#### [Exercise aim]
Single out the lines that include the word "document". Copy them.

— begin Given records —

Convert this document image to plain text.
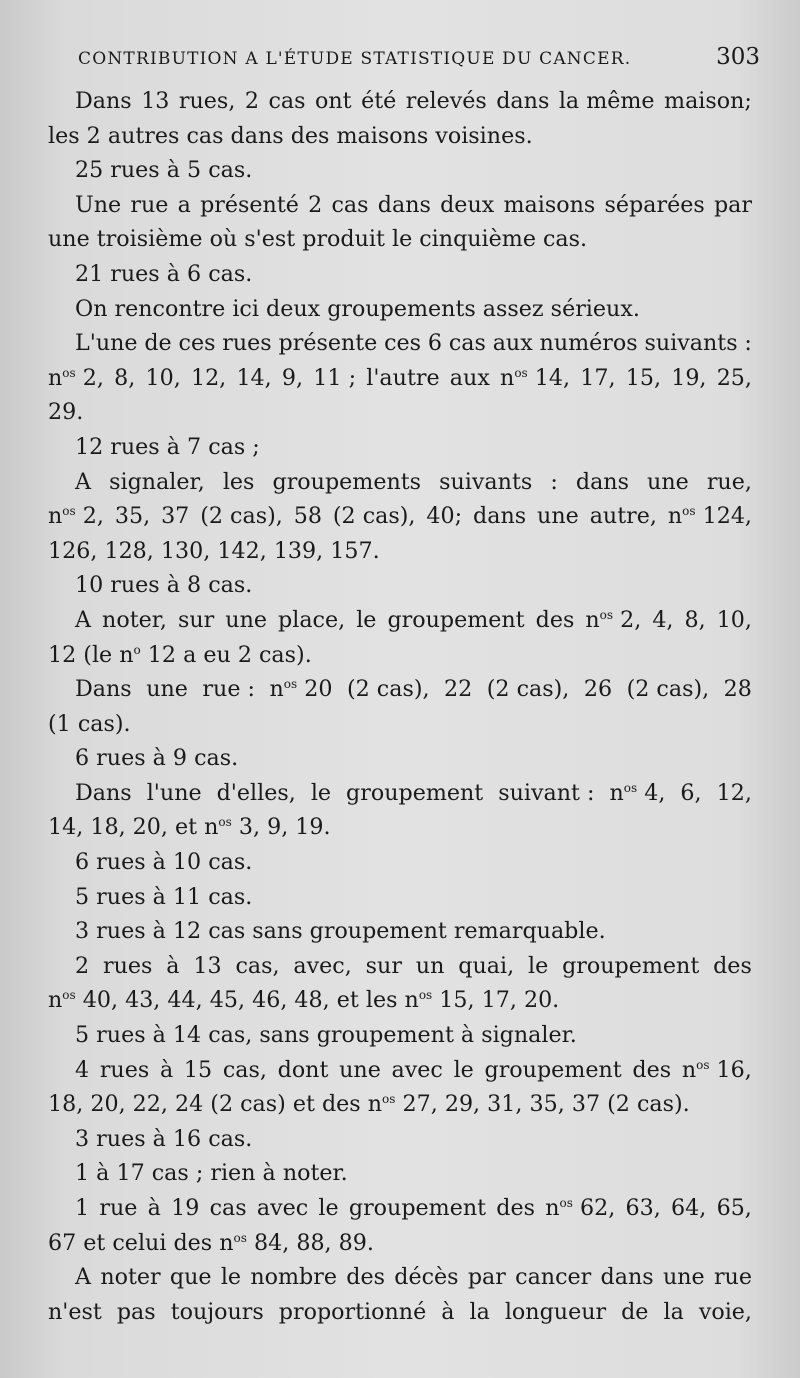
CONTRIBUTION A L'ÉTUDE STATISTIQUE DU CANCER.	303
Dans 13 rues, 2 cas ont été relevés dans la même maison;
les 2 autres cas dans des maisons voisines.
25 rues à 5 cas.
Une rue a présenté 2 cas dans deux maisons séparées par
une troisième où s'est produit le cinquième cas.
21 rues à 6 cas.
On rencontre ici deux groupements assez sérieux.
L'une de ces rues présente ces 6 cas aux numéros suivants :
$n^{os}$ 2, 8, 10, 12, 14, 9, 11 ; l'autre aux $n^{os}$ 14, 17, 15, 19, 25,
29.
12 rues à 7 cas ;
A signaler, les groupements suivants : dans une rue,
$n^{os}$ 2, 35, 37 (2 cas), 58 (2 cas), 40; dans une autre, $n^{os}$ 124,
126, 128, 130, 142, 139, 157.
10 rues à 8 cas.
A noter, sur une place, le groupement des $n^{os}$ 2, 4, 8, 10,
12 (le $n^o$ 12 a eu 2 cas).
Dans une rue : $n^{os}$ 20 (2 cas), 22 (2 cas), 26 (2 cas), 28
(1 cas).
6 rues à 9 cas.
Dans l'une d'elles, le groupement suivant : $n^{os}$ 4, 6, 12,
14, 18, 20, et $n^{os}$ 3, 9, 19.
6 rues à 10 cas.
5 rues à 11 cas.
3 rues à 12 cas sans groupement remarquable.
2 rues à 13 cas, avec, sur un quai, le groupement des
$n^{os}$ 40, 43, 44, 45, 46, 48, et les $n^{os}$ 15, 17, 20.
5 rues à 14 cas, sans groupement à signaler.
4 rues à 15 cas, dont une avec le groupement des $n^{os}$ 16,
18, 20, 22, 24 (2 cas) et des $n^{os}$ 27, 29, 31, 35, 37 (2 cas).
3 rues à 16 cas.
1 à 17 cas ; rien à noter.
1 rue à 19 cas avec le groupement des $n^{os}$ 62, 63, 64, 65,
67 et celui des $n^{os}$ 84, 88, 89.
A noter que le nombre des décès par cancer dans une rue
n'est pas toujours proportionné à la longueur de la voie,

— end Given records —
— begin Given records —

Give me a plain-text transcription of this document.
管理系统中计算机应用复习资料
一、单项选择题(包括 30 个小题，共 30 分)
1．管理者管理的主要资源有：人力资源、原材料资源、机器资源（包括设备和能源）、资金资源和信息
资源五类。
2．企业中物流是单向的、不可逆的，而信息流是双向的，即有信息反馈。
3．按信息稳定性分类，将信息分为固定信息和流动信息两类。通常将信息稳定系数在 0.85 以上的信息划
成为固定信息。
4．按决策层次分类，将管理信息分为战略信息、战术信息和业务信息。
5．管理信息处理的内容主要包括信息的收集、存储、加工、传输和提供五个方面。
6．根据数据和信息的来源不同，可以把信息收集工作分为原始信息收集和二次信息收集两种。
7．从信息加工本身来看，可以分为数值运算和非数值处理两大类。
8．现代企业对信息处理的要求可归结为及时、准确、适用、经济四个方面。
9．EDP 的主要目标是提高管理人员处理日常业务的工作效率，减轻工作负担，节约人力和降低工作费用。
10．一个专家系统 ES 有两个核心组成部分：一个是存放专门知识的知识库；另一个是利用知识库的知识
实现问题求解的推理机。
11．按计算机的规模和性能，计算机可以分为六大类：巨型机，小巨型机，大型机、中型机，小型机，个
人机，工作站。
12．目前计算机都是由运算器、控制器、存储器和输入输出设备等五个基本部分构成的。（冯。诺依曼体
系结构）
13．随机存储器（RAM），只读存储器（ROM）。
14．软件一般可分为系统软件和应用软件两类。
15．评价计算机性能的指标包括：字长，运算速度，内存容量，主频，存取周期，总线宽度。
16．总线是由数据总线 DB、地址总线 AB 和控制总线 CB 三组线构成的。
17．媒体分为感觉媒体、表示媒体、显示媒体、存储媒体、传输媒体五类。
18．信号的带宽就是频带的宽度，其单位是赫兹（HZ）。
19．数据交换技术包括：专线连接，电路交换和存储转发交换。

— end Given records —

#### [Finished answer]
Convert this document image to plain text.
Give me a plain-text transcription of this document.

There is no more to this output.